» **Reading passage**

— START —

THIS SECURITY AND THE SECURITIES ISSUABLE UPON CONVERSION OF THIS SECURITY HAVE NOT BEEN REGISTERED UNDER THE SECURITIES ACT OF 1933, AS AMENDED (THE “ACT”), OR UNDER THE SECURITIES LAWS OF ANY STATE. THIS SECURITY IS SUBJECT TO RESTRICTIONS ON TRANSFERABILITY AND RESALE AND MAY NOT BE TRANSFERRED, SOLD, OFFERED FOR SALE, PLEDGED OR HYPOTHECATED EXCEPT AS PERMITTED UNDER THE ACT AND APPLICABLE STATE SECURITIES LAWS.
 
CONVERTIBLE PROMISSORY NOTE
 
$100,000.00   February 23, 2012
   Fort Worth, Texas
 
For value received, Entech Solar, Inc., a Delaware corporation (the “Company”), promises to pay to The Quercus Trust (the “Holder”), the principal sum of One Hundred Thousand Dollars ($100,000.00), without interest.  This Convertible Promissory Note (this “Note”) is subject to the following terms and conditions:
 
1. Demand; Acceleration.  Unless converted as provided in Section 2, this Note shall be due and payable on demand.  Notwithstanding the foregoing, the entire unpaid principal sum of this Note shall become immediately due and payable upon the execution by the Company of a general assignment for the benefit of creditors, the filing by or against the Company of a petition in bankruptcy or any petition for relief under the federal bankruptcy act or the continuation of such petition without dismissal for a period of ninety (90) days or more or the appointment of a receiver or trustee to take possession of the property or assets of the Company.  Upon the occurrence of any event resulting in the acceleration of this Note, the Company shall deliver written notice to the Holder within two (2) business days.
 
2. Conversion.
 
(a)           Voluntary Conversion Into Common Stock.  The Holder has the right and option, upon written notice and at any time prior to the payment in full of this Note, to convert, in accordance with Section 2(b) below, the then unpaid principal balance of this Note into shares of the Company’s common stock, par value $0.001 per share (the “Common Stock”), at a rate which shall be equal to the quotient obtained by dividing (A) the entire principal amount of this Note by (B) $0.04 (as adjusted for stock splits, stock dividends, combinations, reorganizations and like transactions), rounded to the nearest whole share.

— END —

» **Data entries**
— START —

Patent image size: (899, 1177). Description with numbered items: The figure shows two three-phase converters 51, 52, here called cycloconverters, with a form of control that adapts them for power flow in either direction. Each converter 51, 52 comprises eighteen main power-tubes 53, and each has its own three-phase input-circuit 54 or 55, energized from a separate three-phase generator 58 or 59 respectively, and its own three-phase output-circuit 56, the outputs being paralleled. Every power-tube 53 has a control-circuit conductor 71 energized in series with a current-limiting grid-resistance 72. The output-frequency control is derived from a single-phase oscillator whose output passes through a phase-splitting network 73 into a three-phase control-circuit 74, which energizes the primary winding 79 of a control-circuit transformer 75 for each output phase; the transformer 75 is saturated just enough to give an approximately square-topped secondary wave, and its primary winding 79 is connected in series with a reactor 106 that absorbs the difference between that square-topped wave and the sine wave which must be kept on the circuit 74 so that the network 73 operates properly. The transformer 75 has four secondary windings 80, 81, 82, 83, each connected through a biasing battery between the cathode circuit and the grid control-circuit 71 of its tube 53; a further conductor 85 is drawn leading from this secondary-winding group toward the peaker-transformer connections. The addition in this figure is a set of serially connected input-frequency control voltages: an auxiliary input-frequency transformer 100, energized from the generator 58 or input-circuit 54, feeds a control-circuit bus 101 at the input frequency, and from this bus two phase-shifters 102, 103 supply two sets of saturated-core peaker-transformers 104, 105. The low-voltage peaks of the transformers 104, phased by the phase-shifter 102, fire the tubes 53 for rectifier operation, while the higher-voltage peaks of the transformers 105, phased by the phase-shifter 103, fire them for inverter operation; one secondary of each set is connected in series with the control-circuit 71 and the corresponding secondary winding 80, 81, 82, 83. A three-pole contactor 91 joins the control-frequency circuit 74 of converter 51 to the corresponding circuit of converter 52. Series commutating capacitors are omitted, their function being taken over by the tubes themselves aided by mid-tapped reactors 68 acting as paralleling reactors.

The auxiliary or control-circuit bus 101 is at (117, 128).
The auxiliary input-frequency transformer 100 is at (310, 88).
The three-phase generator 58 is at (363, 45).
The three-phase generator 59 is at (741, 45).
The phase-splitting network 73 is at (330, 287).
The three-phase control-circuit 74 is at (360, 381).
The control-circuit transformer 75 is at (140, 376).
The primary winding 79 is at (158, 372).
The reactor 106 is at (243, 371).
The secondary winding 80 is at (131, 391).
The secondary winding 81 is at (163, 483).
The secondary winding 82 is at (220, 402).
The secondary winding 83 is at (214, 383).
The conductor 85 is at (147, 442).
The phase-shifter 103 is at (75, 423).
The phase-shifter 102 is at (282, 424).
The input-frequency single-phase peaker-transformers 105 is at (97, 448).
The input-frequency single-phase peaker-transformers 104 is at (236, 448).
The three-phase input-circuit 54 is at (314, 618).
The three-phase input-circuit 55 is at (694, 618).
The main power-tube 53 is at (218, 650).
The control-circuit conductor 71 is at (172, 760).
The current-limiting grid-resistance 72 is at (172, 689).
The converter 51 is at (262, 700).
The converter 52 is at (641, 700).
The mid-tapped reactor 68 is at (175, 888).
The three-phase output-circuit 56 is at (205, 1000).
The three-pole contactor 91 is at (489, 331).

— END —

» **Actions to take**
- a) Decide whether each statement below agrees with the promissory note, answering yes or no and quoting the words of the note that settle it. (i) The note bears interest on its principal. (ii) After an event that accelerates the note, the Company must give the Holder written notice within two business days. (iii) The Company is incorporated in Texas.
- b) Recast the paragraph of the promissory note that begins "1. Demand; Acceleration." as a short bulleted list that keeps its main facts.
- c) Pick up the promissory note after its last sentence and write the next part in the same legal style.

» **Per-task answers**
- a)
(i) No: "the principal sum of One Hundred Thousand Dollars ($100,000.00), without interest."
(ii) Yes: "the Company shall deliver written notice to the Holder within two (2) business days."
(iii) No: "Entech Solar, Inc., a Delaware corporation"

- b)
- Unless converted under Section 2, the note is due and payable on demand.
- The entire unpaid principal becomes immediately due and payable if any of these occurs:
  - the Company executes a general assignment for the benefit of creditors
  - a bankruptcy petition, or any petition for relief under the federal bankruptcy act, is filed by or against the Company
  - such a petition continues without dismissal for 90 days or more
  - a receiver or trustee is appointed to take possession of the Company's property or assets
- The Company must give the Holder written notice of any accelerating event within two business days.

- c)
 
(b)           Mechanics and Effect of Conversion.  Conversion of this Note shall be made upon surrender of this Note to the Company at its principal offices (or at such other offices as the Company shall designate in writing to the Holder from time to time).  No fractional shares of the Company’s capital stock will be issued upon conversion of this Note.  In lieu of any fractional share to which the Holder would otherwise be entitled, the Company will pay to the Holder in cash the amount of the unconverted principal of this Note that would otherwise be converted into such fractional share.  At its expense, the Company will, as soon as practicable thereafter, issue and deliver, or cause to be issued and delivered, to such Holder, a certificate or certificates for the number of shares to which such Holder is entitled upon such conversion, together with any other property to which the Holder is entitled upon such conversion under the terms of this Note, including a check payable to the Holder for any cash amounts payable as described herein.  Upon conversion of this Note, the Company will be forever released from all of its obligations and liabilities under this Note with regard to that portion of the principal amount being converted including, without limitation, the obligation to pay such portion of the principal amount on this Note.
 
(c)           Restrictive Legends.  The certificates of the shares of Common Stock to be issued upon conversion of this Note shall bear substantially the following legend:
 
THESE SECURITIES HAVE NOT BEEN REGISTERED UNDER THE SECURITIES ACT OF 1933, AS AMENDED. THEY MAY NOT BE SOLD, OFFERED FOR SALE, PLEDGED OR HYPOTHECATED IN THE ABSENCE OF A REGISTRATION STATEMENT IN EFFECT WITH RESPECT TO THE SECURITIES UNDER SUCH SECURITIES ACT OR AN OPINION OF COUNSEL SATISFACTORY TO THE COMPANY THAT SUCH REGISTRATION IS NOT REQUIRED OR UNLESS SOLD PURSUANT TO RULE 144 OF SUCH SECURITIES ACT.
 
3. Payment.  All payments shall be made in lawful money of the United States of America at such place as the Holder hereof may from time to time designate in writing to the Company.  The Company may prepay this Note at any time without the consent of the Holder and without premium or penalty.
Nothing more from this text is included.